== DATA RECORDS ==
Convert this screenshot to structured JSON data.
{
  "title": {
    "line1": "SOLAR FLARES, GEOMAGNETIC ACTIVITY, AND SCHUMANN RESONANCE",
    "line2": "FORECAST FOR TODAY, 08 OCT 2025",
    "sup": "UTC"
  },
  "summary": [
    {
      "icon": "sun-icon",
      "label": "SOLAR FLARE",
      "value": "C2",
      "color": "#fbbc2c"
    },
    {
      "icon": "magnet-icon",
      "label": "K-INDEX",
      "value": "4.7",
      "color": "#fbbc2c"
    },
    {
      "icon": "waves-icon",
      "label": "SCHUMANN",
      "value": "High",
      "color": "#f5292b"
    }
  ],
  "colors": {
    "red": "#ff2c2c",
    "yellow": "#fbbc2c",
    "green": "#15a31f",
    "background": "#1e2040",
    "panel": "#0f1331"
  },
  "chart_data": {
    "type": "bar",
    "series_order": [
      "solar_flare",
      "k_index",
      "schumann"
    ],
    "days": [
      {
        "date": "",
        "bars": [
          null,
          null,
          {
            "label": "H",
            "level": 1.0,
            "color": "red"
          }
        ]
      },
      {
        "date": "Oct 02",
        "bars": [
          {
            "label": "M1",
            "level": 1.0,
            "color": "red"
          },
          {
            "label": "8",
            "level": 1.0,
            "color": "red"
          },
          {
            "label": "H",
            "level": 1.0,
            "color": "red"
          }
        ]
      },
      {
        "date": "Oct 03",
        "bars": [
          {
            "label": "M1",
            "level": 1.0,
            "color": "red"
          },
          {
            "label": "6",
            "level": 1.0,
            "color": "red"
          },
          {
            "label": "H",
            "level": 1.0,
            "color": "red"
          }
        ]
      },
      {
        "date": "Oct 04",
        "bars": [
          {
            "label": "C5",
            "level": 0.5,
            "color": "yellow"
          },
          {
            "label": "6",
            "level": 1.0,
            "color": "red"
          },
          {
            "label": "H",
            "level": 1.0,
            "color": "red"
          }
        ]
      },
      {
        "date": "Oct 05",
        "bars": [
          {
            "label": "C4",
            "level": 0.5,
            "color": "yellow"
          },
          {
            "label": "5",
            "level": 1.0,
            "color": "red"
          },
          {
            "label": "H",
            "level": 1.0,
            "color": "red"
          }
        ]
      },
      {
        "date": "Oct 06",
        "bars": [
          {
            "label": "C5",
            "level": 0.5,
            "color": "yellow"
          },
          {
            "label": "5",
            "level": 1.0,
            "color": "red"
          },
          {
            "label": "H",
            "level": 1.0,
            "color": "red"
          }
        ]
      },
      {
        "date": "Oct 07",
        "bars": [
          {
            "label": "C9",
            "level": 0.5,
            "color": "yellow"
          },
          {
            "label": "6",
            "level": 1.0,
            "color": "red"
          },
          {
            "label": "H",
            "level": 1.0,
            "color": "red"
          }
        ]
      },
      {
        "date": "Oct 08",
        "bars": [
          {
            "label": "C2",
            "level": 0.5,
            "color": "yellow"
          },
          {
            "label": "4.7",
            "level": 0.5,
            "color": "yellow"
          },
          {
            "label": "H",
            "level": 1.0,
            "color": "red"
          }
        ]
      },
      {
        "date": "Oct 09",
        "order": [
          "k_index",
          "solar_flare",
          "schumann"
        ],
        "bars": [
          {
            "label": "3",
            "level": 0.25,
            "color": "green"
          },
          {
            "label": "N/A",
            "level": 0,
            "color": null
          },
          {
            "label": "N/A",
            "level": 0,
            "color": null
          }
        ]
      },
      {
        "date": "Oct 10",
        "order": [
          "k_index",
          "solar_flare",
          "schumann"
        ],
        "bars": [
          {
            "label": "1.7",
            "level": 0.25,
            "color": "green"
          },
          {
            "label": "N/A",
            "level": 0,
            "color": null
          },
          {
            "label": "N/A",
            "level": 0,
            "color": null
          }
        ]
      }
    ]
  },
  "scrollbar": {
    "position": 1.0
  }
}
===
== WHAT IS ASKED ==
Pull out each record as written and restate it exactly.

== TASK RESPONSE ==
Convert this screenshot to structured JSON data.
{
  "title": {
    "line1": "SOLAR FLARES, GEOMAGNETIC ACTIVITY, AND SCHUMANN RESONANCE",
    "line2": "FORECAST FOR TODAY, 08 OCT 2025",
    "sup": "UTC"
  },
  "summary": [
    {
      "icon": "sun-icon",
      "label": "SOLAR FLARE",
      "value": "C2",
      "color": "#fbbc2c"
    },
    {
      "icon": "magnet-icon",
      "label": "K-INDEX",
      "value": "4.7",
      "color": "#fbbc2c"
    },
    {
      "icon": "waves-icon",
      "label": "SCHUMANN",
      "value": "High",
      "color": "#f5292b"
    }
  ],
  "colors": {
    "red": "#ff2c2c",
    "yellow": "#fbbc2c",
    "green": "#15a31f",
    "background": "#1e2040",
    "panel": "#0f1331"
  },
  "chart_data": {
    "type": "bar",
    "series_order": [
      "solar_flare",
      "k_index",
      "schumann"
    ],
    "days": [
      {
        "date": "",
        "bars": [
          null,
          null,
          {
            "label": "H",
            "level": 1.0,
            "color": "red"
          }
        ]
      },
      {
        "date": "Oct 02",
        "bars": [
          {
            "label": "M1",
            "level": 1.0,
            "color": "red"
          },
          {
            "label": "8",
            "level": 1.0,
            "color": "red"
          },
          {
            "label": "H",
            "level": 1.0,
            "color": "red"
          }
        ]
      },
      {
        "date": "Oct 03",
        "bars": [
          {
            "label": "M1",
            "level": 1.0,
            "color": "red"
          },
          {
            "label": "6",
            "level": 1.0,
            "color": "red"
          },
          {
            "label": "H",
            "level": 1.0,
            "color": "red"
          }
        ]
      },
      {
        "date": "Oct 04",
        "bars": [
          {
            "label": "C5",
            "level": 0.5,
            "color": "yellow"
          },
          {
            "label": "6",
            "level": 1.0,
            "color": "red"
          },
          {
            "label": "H",
            "level": 1.0,
            "color": "red"
          }
        ]
      },
      {
        "date": "Oct 05",
        "bars": [
          {
            "label": "C4",
            "level": 0.5,
            "color": "yellow"
          },
          {
            "label": "5",
            "level": 1.0,
            "color": "red"
          },
          {
            "label": "H",
            "level": 1.0,
            "color": "red"
          }
        ]
      },
      {
        "date": "Oct 06",
        "bars": [
          {
            "label": "C5",
            "level": 0.5,
            "color": "yellow"
          },
          {
            "label": "5",
            "level": 1.0,
            "color": "red"
          },
          {
            "label": "H",
            "level": 1.0,
            "color": "red"
          }
        ]
      },
      {
        "date": "Oct 07",
        "bars": [
          {
            "label": "C9",
            "level": 0.5,
            "color": "yellow"
          },
          {
            "label": "6",
            "level": 1.0,
            "color": "red"
          },
          {
            "label": "H",
            "level": 1.0,
            "color": "red"
          }
        ]
      },
      {
        "date": "Oct 08",
        "bars": [
          {
            "label": "C2",
            "level": 0.5,
            "color": "yellow"
          },
          {
            "label": "4.7",
            "level": 0.5,
            "color": "yellow"
          },
          {
            "label": "H",
            "level": 1.0,
            "color": "red"
          }
        ]
      },
      {
        "date": "Oct 09",
        "order": [
          "k_index",
          "solar_flare",
          "schumann"
        ],
        "bars": [
          {
            "label": "3",
            "level": 0.25,
            "color": "green"
          },
          {
            "label": "N/A",
            "level": 0,
            "color": null
          },
          {
            "label": "N/A",
            "level": 0,
            "color": null
          }
        ]
      },
      {
        "date": "Oct 10",
        "order": [
          "k_index",
          "solar_flare",
          "schumann"
        ],
        "bars": [
          {
            "label": "1.7",
            "level": 0.25,
            "color": "green"
          },
          {
            "label": "N/A",
            "level": 0,
            "color": null
          },
          {
            "label": "N/A",
            "level": 0,
            "color": null
          }
        ]
      }
    ]
  },
  "scrollbar": {
    "position": 1.0
  }
}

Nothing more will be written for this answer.